### [Entries taken from a collection]
# # #

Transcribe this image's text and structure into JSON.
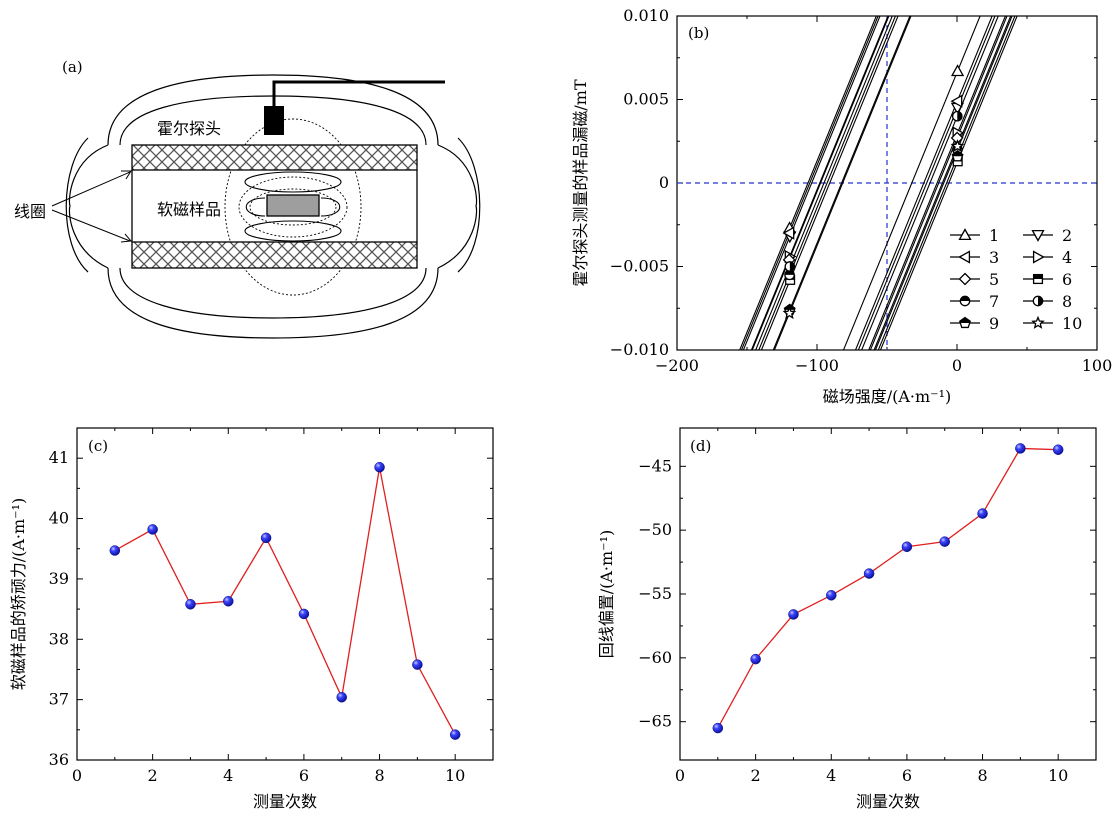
{
  "panel_a": {
    "label": "(a)",
    "probe_label": "霍尔探头",
    "sample_label": "软磁样品",
    "coil_label": "线圈"
  },
  "chart_data": [
    {
      "panel": "(b)",
      "type": "line",
      "xlabel": "磁场强度/(A·m⁻¹)",
      "ylabel": "霍尔探头测量的样品漏磁/mT",
      "xlim": [
        -200,
        100
      ],
      "ylim": [
        -0.01,
        0.01
      ],
      "xticks": [
        -200,
        -100,
        0,
        100
      ],
      "xtick_labels": [
        "−200",
        "−100",
        "0",
        "100"
      ],
      "yticks": [
        -0.01,
        -0.005,
        0,
        0.005,
        0.01
      ],
      "ytick_labels": [
        "−0.010",
        "−0.005",
        "0",
        "0.005",
        "0.010"
      ],
      "reference_lines": {
        "x": -50,
        "y": 0,
        "color": "#2233cc",
        "style": "dashed"
      },
      "line_color": "#000000",
      "legend_position": "lower-right",
      "series": [
        {
          "name": "1",
          "marker": "triangle-up",
          "x_left": -119.6,
          "x_right": 0.4,
          "y_left": -0.0027,
          "y_right": 0.0067
        },
        {
          "name": "2",
          "marker": "triangle-down",
          "x_left": -119.4,
          "x_right": 0.3,
          "y_left": -0.0032,
          "y_right": 0.0045
        },
        {
          "name": "3",
          "marker": "triangle-left",
          "x_left": -119.8,
          "x_right": 0.2,
          "y_left": -0.003,
          "y_right": 0.0049
        },
        {
          "name": "4",
          "marker": "triangle-right",
          "x_left": -119.5,
          "x_right": 0.4,
          "y_left": -0.0044,
          "y_right": 0.003
        },
        {
          "name": "5",
          "marker": "diamond",
          "x_left": -119.9,
          "x_right": 0.1,
          "y_left": -0.0046,
          "y_right": 0.0027
        },
        {
          "name": "6",
          "marker": "square-half",
          "x_left": -119.2,
          "x_right": 0.5,
          "y_left": -0.0058,
          "y_right": 0.0013
        },
        {
          "name": "7",
          "marker": "circle-half",
          "x_left": -119.6,
          "x_right": 0.3,
          "y_left": -0.0055,
          "y_right": 0.002
        },
        {
          "name": "8",
          "marker": "circle-vhalf",
          "x_left": -119.4,
          "x_right": 0.2,
          "y_left": -0.005,
          "y_right": 0.004
        },
        {
          "name": "9",
          "marker": "pentagon-half",
          "x_left": -119.5,
          "x_right": 0.4,
          "y_left": -0.0076,
          "y_right": 0.0016
        },
        {
          "name": "10",
          "marker": "star",
          "x_left": -119.7,
          "x_right": 0.3,
          "y_left": -0.0078,
          "y_right": 0.0022
        }
      ]
    },
    {
      "panel": "(c)",
      "type": "line",
      "xlabel": "测量次数",
      "ylabel": "软磁样品的矫顽力/(A·m⁻¹)",
      "xlim": [
        0,
        11
      ],
      "ylim": [
        36,
        41.5
      ],
      "xticks": [
        0,
        2,
        4,
        6,
        8,
        10
      ],
      "yticks": [
        36,
        37,
        38,
        39,
        40,
        41
      ],
      "line_color": "#e02020",
      "marker_color": "#1a22e6",
      "x": [
        1,
        2,
        3,
        4,
        5,
        6,
        7,
        8,
        9,
        10
      ],
      "values": [
        39.47,
        39.82,
        38.58,
        38.63,
        39.68,
        38.42,
        37.04,
        40.85,
        37.58,
        36.42
      ]
    },
    {
      "panel": "(d)",
      "type": "line",
      "xlabel": "测量次数",
      "ylabel": "回线偏置/(A·m⁻¹)",
      "xlim": [
        0,
        11
      ],
      "ylim": [
        -68,
        -42
      ],
      "xticks": [
        0,
        2,
        4,
        6,
        8,
        10
      ],
      "yticks": [
        -65,
        -60,
        -55,
        -50,
        -45
      ],
      "ytick_labels": [
        "−65",
        "−60",
        "−55",
        "−50",
        "−45"
      ],
      "line_color": "#e02020",
      "marker_color": "#1a22e6",
      "x": [
        1,
        2,
        3,
        4,
        5,
        6,
        7,
        8,
        9,
        10
      ],
      "values": [
        -65.5,
        -60.1,
        -56.6,
        -55.1,
        -53.4,
        -51.3,
        -50.9,
        -48.7,
        -43.6,
        -43.7
      ]
    }
  ]
}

# # #

Find the lines containing "ylabel" and pull them out.

      "ylabel": "霍尔探头测量的样品漏磁/mT",
      "ylabel": "软磁样品的矫顽力/(A·m⁻¹)",
      "ylabel": "回线偏置/(A·m⁻¹)",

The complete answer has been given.